_PROBLEM TO WORK ON_:
Return the exact lines spanning from the line with "Read all visible content and emit it as JSON." through the last line of the entries, boundaries included, and no others.

++++ SUPPLIED INFORMATION ++++

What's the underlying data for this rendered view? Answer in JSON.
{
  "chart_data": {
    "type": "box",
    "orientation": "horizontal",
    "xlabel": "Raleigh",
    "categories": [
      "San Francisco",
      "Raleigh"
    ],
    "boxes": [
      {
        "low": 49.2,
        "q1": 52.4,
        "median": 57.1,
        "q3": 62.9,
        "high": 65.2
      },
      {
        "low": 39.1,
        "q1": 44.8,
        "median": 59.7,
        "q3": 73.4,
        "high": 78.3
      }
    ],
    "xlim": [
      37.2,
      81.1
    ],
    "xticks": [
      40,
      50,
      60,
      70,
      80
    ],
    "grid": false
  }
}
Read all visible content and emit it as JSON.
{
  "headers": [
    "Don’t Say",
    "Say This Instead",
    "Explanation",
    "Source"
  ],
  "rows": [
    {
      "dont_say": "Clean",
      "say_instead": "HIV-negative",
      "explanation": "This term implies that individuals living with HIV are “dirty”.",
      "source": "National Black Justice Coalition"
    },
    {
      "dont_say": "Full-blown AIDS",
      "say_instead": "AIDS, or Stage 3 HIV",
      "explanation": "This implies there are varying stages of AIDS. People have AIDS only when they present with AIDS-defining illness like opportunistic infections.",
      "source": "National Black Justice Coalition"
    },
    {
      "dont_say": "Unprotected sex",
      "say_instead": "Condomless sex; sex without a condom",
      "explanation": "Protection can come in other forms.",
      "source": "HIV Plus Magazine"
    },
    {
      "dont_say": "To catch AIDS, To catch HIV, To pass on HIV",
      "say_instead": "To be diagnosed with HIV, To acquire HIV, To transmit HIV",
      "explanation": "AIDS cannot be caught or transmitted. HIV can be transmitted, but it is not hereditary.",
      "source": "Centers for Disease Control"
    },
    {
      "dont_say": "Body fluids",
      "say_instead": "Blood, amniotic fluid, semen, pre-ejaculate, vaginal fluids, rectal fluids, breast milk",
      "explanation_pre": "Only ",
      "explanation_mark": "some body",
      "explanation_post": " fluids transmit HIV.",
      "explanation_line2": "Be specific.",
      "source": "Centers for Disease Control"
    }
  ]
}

++++

_ANSWER TO THIS EXERCISE_:
Read all visible content and emit it as JSON.
{
  "headers": [
    "Don’t Say",
    "Say This Instead",
    "Explanation",
    "Source"
  ],
  "rows": [
    {
      "dont_say": "Clean",
      "say_instead": "HIV-negative",
      "explanation": "This term implies that individuals living with HIV are “dirty”.",
      "source": "National Black Justice Coalition"
    },
    {
      "dont_say": "Full-blown AIDS",
      "say_instead": "AIDS, or Stage 3 HIV",
      "explanation": "This implies there are varying stages of AIDS. People have AIDS only when they present with AIDS-defining illness like opportunistic infections.",
      "source": "National Black Justice Coalition"
    },
    {
      "dont_say": "Unprotected sex",
      "say_instead": "Condomless sex; sex without a condom",
      "explanation": "Protection can come in other forms.",
      "source": "HIV Plus Magazine"
    },
    {
      "dont_say": "To catch AIDS, To catch HIV, To pass on HIV",
      "say_instead": "To be diagnosed with HIV, To acquire HIV, To transmit HIV",
      "explanation": "AIDS cannot be caught or transmitted. HIV can be transmitted, but it is not hereditary.",
      "source": "Centers for Disease Control"
    },
    {
      "dont_say": "Body fluids",
      "say_instead": "Blood, amniotic fluid, semen, pre-ejaculate, vaginal fluids, rectal fluids, breast milk",
      "explanation_pre": "Only ",
      "explanation_mark": "some body",
      "explanation_post": " fluids transmit HIV.",
      "explanation_line2": "Be specific.",
      "source": "Centers for Disease Control"
    }
  ]
}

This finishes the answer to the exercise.